··· Exercise inputs

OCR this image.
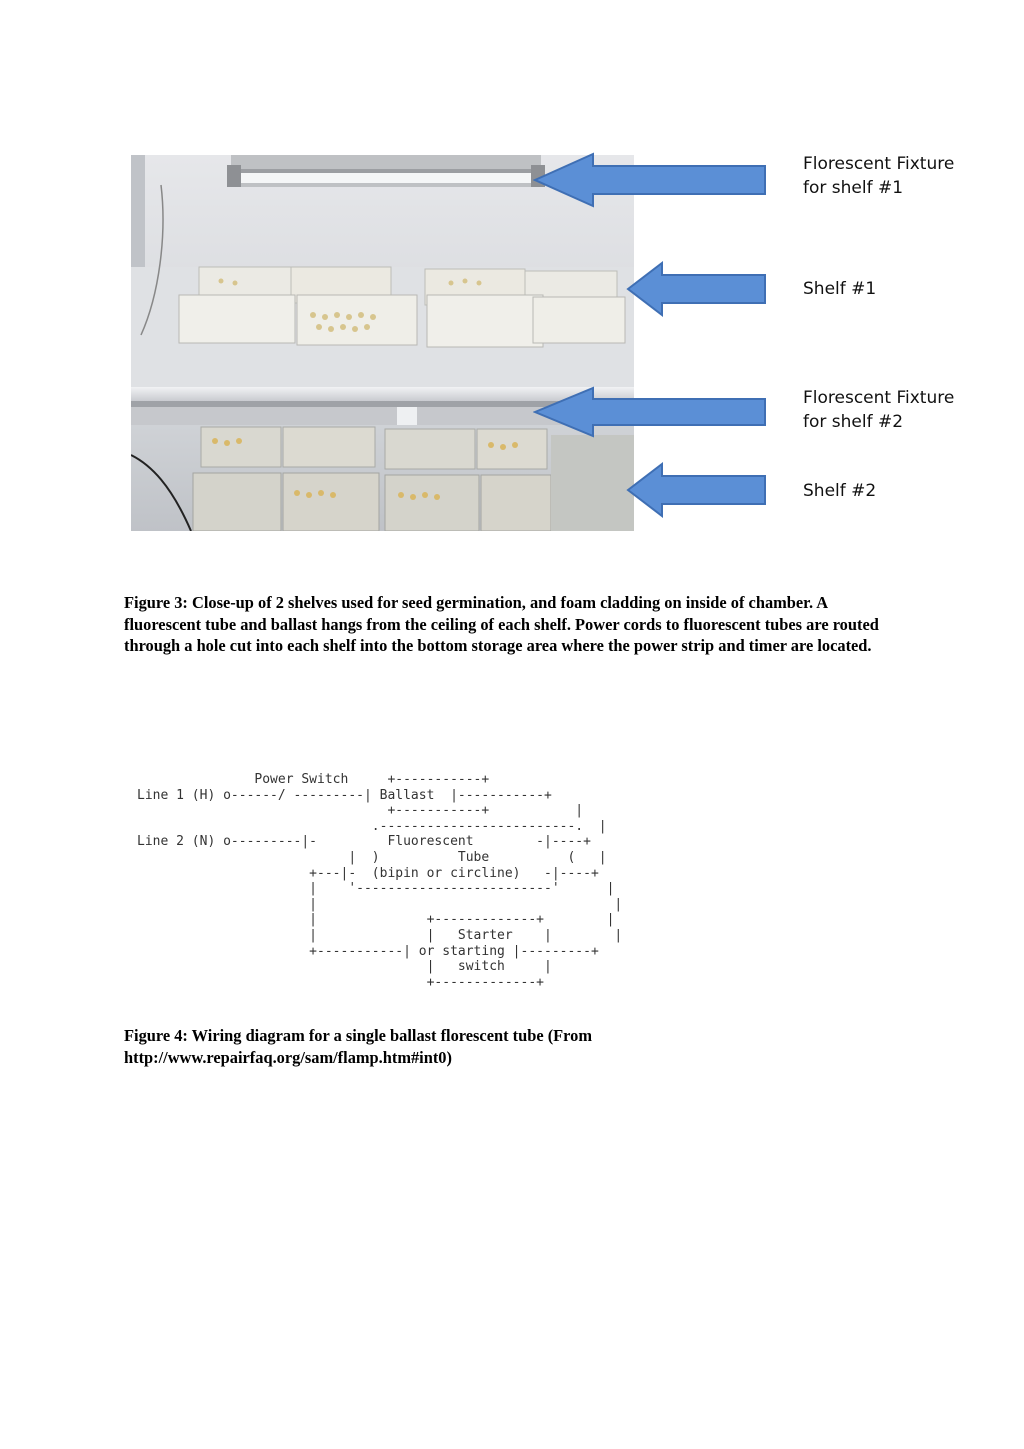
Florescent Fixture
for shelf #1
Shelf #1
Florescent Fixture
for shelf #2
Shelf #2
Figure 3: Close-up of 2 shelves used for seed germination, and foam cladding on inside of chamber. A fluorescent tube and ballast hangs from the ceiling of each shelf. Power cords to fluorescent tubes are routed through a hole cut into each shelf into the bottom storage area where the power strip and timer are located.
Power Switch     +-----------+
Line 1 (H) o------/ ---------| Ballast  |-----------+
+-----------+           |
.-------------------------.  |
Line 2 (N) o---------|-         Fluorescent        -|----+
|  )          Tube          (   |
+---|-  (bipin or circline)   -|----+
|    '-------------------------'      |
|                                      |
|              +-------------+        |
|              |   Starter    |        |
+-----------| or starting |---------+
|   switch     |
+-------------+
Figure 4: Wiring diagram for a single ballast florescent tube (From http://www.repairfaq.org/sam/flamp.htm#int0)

······

Task goal:
The entries above are to be returned exactly, without their pictures.

Exercise result:
OCR this image.
Florescent Fixture
for shelf #1
Shelf #1
Florescent Fixture
for shelf #2
Shelf #2
Figure 3: Close-up of 2 shelves used for seed germination, and foam cladding on inside of chamber. A fluorescent tube and ballast hangs from the ceiling of each shelf. Power cords to fluorescent tubes are routed through a hole cut into each shelf into the bottom storage area where the power strip and timer are located.
Power Switch     +-----------+
Line 1 (H) o------/ ---------| Ballast  |-----------+
+-----------+           |
.-------------------------.  |
Line 2 (N) o---------|-         Fluorescent        -|----+
|  )          Tube          (   |
+---|-  (bipin or circline)   -|----+
|    '-------------------------'      |
|                                      |
|              +-------------+        |
|              |   Starter    |        |
+-----------| or starting |---------+
|   switch     |
+-------------+
Figure 4: Wiring diagram for a single ballast florescent tube (From http://www.repairfaq.org/sam/flamp.htm#int0)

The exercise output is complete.